**Task brief**.
From the records below, extract all the text exactly and leave the images behind.

— Start of Dataset entries —

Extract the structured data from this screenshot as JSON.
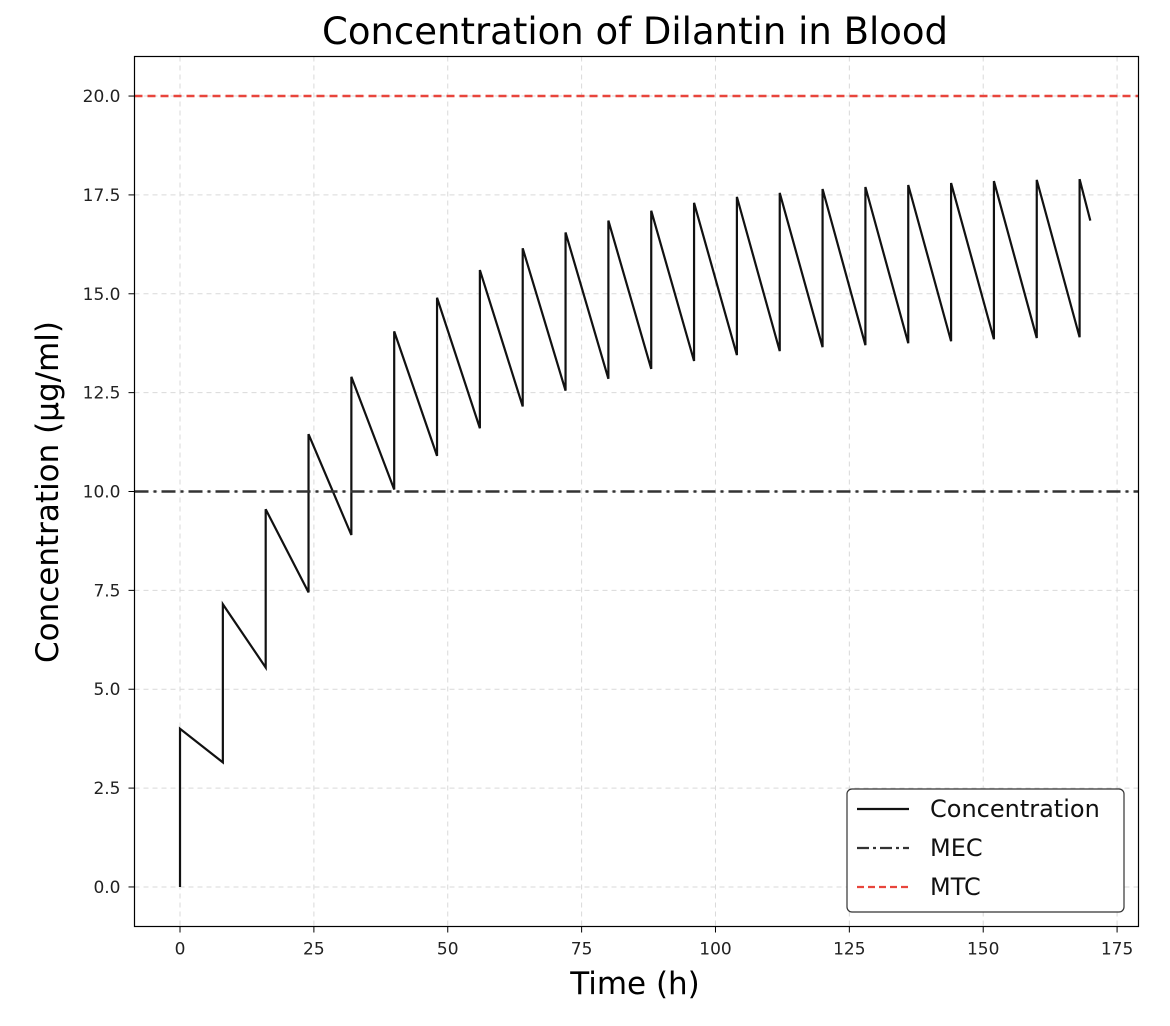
{
  "chart_data": {
    "type": "line",
    "title": "Concentration of Dilantin in Blood",
    "xlabel": "Time (h)",
    "ylabel": "Concentration (μg/ml)",
    "xlim": [
      -8.5,
      179
    ],
    "ylim": [
      -1,
      21
    ],
    "xticks": [
      0,
      25,
      50,
      75,
      100,
      125,
      150,
      175
    ],
    "yticks": [
      0.0,
      2.5,
      5.0,
      7.5,
      10.0,
      12.5,
      15.0,
      17.5,
      20.0
    ],
    "ytick_labels": [
      "0.0",
      "2.5",
      "5.0",
      "7.5",
      "10.0",
      "12.5",
      "15.0",
      "17.5",
      "20.0"
    ],
    "grid": true,
    "legend_position": "lower-right",
    "series": [
      {
        "name": "Concentration",
        "style": "solid",
        "color": "#111111",
        "points": [
          [
            0,
            0
          ],
          [
            0,
            4.0
          ],
          [
            8,
            3.15
          ],
          [
            8,
            7.15
          ],
          [
            16,
            5.55
          ],
          [
            16,
            9.55
          ],
          [
            24,
            7.45
          ],
          [
            24,
            11.45
          ],
          [
            32,
            8.9
          ],
          [
            32,
            12.9
          ],
          [
            40,
            10.05
          ],
          [
            40,
            14.05
          ],
          [
            48,
            10.9
          ],
          [
            48,
            14.9
          ],
          [
            56,
            11.6
          ],
          [
            56,
            15.6
          ],
          [
            64,
            12.15
          ],
          [
            64,
            16.15
          ],
          [
            72,
            12.55
          ],
          [
            72,
            16.55
          ],
          [
            80,
            12.85
          ],
          [
            80,
            16.85
          ],
          [
            88,
            13.1
          ],
          [
            88,
            17.1
          ],
          [
            96,
            13.3
          ],
          [
            96,
            17.3
          ],
          [
            104,
            13.45
          ],
          [
            104,
            17.45
          ],
          [
            112,
            13.55
          ],
          [
            112,
            17.55
          ],
          [
            120,
            13.65
          ],
          [
            120,
            17.65
          ],
          [
            128,
            13.7
          ],
          [
            128,
            17.7
          ],
          [
            136,
            13.75
          ],
          [
            136,
            17.75
          ],
          [
            144,
            13.8
          ],
          [
            144,
            17.8
          ],
          [
            152,
            13.85
          ],
          [
            152,
            17.85
          ],
          [
            160,
            13.88
          ],
          [
            160,
            17.88
          ],
          [
            168,
            13.9
          ],
          [
            168,
            17.9
          ],
          [
            170,
            16.85
          ]
        ]
      },
      {
        "name": "MEC",
        "style": "dashdot",
        "color": "#333333",
        "y": 10.0
      },
      {
        "name": "MTC",
        "style": "dashed",
        "color": "#e8453c",
        "y": 20.0
      }
    ]
  }
}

— End of Dataset entries —

**Answer to this exercise**.
Extract the structured data from this screenshot as JSON.
{
  "chart_data": {
    "type": "line",
    "title": "Concentration of Dilantin in Blood",
    "xlabel": "Time (h)",
    "ylabel": "Concentration (μg/ml)",
    "xlim": [
      -8.5,
      179
    ],
    "ylim": [
      -1,
      21
    ],
    "xticks": [
      0,
      25,
      50,
      75,
      100,
      125,
      150,
      175
    ],
    "yticks": [
      0.0,
      2.5,
      5.0,
      7.5,
      10.0,
      12.5,
      15.0,
      17.5,
      20.0
    ],
    "ytick_labels": [
      "0.0",
      "2.5",
      "5.0",
      "7.5",
      "10.0",
      "12.5",
      "15.0",
      "17.5",
      "20.0"
    ],
    "grid": true,
    "legend_position": "lower-right",
    "series": [
      {
        "name": "Concentration",
        "style": "solid",
        "color": "#111111",
        "points": [
          [
            0,
            0
          ],
          [
            0,
            4.0
          ],
          [
            8,
            3.15
          ],
          [
            8,
            7.15
          ],
          [
            16,
            5.55
          ],
          [
            16,
            9.55
          ],
          [
            24,
            7.45
          ],
          [
            24,
            11.45
          ],
          [
            32,
            8.9
          ],
          [
            32,
            12.9
          ],
          [
            40,
            10.05
          ],
          [
            40,
            14.05
          ],
          [
            48,
            10.9
          ],
          [
            48,
            14.9
          ],
          [
            56,
            11.6
          ],
          [
            56,
            15.6
          ],
          [
            64,
            12.15
          ],
          [
            64,
            16.15
          ],
          [
            72,
            12.55
          ],
          [
            72,
            16.55
          ],
          [
            80,
            12.85
          ],
          [
            80,
            16.85
          ],
          [
            88,
            13.1
          ],
          [
            88,
            17.1
          ],
          [
            96,
            13.3
          ],
          [
            96,
            17.3
          ],
          [
            104,
            13.45
          ],
          [
            104,
            17.45
          ],
          [
            112,
            13.55
          ],
          [
            112,
            17.55
          ],
          [
            120,
            13.65
          ],
          [
            120,
            17.65
          ],
          [
            128,
            13.7
          ],
          [
            128,
            17.7
          ],
          [
            136,
            13.75
          ],
          [
            136,
            17.75
          ],
          [
            144,
            13.8
          ],
          [
            144,
            17.8
          ],
          [
            152,
            13.85
          ],
          [
            152,
            17.85
          ],
          [
            160,
            13.88
          ],
          [
            160,
            17.88
          ],
          [
            168,
            13.9
          ],
          [
            168,
            17.9
          ],
          [
            170,
            16.85
          ]
        ]
      },
      {
        "name": "MEC",
        "style": "dashdot",
        "color": "#333333",
        "y": 10.0
      },
      {
        "name": "MTC",
        "style": "dashed",
        "color": "#e8453c",
        "y": 20.0
      }
    ]
  }
}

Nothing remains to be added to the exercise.